### DIRECTION
Which lines hold the string "near"? Copy every one of them.
%%
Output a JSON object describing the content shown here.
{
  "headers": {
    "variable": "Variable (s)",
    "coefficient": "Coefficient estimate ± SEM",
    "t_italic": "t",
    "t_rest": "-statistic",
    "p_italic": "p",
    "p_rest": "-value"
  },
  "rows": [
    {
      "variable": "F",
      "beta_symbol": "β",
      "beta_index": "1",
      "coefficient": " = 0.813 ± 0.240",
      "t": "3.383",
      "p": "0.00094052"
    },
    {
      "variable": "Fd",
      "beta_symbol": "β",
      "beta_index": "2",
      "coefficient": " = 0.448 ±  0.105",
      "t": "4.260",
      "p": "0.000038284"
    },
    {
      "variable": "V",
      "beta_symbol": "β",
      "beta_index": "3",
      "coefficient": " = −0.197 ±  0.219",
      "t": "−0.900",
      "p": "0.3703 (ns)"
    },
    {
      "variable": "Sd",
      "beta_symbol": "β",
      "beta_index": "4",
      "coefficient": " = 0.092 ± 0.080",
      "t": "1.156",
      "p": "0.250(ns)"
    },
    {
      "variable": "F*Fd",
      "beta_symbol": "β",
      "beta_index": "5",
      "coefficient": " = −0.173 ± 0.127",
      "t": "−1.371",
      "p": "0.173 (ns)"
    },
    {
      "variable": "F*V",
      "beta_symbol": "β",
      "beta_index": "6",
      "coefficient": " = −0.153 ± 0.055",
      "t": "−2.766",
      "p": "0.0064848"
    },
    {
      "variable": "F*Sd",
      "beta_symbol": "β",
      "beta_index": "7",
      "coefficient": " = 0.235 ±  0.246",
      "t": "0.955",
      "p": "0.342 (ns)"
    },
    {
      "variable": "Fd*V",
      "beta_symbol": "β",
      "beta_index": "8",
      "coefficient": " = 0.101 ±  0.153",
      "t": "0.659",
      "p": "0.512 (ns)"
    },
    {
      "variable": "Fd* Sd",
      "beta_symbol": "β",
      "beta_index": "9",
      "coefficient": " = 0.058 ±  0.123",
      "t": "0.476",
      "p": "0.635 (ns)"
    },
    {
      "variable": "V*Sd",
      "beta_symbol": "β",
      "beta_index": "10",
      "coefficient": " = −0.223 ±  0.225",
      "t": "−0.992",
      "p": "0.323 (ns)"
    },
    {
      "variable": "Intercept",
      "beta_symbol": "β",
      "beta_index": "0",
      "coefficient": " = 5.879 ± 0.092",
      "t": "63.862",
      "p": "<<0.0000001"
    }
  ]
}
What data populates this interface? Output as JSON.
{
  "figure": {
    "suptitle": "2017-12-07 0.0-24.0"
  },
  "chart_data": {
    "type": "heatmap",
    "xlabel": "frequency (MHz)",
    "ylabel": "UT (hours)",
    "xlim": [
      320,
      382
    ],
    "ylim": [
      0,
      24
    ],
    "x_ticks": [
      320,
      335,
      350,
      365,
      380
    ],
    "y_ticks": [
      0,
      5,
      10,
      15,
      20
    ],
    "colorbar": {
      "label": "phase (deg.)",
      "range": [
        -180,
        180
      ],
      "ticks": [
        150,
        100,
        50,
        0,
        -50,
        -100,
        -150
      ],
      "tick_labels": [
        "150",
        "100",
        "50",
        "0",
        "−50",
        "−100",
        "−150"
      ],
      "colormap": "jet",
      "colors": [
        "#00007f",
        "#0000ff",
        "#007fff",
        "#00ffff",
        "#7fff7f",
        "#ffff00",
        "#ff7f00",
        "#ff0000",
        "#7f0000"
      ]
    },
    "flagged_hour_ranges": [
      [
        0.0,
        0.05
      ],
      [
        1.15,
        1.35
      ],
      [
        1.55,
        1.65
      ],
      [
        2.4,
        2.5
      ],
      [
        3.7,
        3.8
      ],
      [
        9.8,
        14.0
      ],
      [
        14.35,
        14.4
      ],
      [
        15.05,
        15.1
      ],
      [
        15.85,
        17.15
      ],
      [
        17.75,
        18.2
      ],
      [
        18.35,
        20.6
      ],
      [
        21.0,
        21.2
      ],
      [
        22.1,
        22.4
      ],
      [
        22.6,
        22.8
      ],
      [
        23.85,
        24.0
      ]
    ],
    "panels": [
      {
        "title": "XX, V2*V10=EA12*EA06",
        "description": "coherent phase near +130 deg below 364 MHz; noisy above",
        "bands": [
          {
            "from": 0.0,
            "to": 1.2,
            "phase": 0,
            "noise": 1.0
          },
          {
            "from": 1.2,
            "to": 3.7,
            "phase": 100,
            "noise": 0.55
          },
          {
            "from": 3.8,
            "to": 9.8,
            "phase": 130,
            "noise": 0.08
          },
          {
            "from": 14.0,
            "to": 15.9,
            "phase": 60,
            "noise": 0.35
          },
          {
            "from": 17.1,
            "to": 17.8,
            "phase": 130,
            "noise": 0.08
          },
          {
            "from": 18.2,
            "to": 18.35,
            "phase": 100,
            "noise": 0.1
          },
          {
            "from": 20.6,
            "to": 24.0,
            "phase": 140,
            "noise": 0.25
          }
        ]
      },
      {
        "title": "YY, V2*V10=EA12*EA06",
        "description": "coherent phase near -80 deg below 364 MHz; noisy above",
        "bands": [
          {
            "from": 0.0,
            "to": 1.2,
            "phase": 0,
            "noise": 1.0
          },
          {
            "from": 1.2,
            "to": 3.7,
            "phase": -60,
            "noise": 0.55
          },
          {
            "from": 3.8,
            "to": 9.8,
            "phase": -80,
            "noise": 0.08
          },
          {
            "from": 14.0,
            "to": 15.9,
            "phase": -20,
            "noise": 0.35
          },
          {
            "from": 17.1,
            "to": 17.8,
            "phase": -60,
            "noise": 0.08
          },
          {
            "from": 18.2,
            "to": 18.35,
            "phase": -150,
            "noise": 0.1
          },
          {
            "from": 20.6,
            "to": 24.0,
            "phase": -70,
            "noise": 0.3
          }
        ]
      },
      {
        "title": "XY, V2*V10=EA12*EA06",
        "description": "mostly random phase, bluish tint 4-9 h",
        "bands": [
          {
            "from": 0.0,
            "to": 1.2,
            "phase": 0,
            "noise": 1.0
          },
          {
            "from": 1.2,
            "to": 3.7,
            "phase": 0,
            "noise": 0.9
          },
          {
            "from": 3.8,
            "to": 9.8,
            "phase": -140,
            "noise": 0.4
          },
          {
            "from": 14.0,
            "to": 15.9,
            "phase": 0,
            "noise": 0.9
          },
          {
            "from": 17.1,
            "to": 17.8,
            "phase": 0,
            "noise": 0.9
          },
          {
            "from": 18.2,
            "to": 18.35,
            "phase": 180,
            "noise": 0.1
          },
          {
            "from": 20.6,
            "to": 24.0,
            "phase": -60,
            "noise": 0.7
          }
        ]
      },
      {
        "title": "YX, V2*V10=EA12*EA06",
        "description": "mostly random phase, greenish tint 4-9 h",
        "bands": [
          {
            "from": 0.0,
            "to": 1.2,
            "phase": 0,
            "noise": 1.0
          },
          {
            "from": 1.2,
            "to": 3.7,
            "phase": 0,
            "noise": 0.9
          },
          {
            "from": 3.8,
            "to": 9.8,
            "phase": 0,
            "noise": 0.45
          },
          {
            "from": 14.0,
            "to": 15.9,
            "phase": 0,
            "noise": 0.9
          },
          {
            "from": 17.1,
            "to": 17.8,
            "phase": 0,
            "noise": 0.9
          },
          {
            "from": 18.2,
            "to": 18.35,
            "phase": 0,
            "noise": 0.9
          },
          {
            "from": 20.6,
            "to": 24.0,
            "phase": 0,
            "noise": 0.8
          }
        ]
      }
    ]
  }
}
%%
### EXERCISE OUTPUT
        "description": "coherent phase near +130 deg below 364 MHz; noisy above",
        "description": "coherent phase near -80 deg below 364 MHz; noisy above",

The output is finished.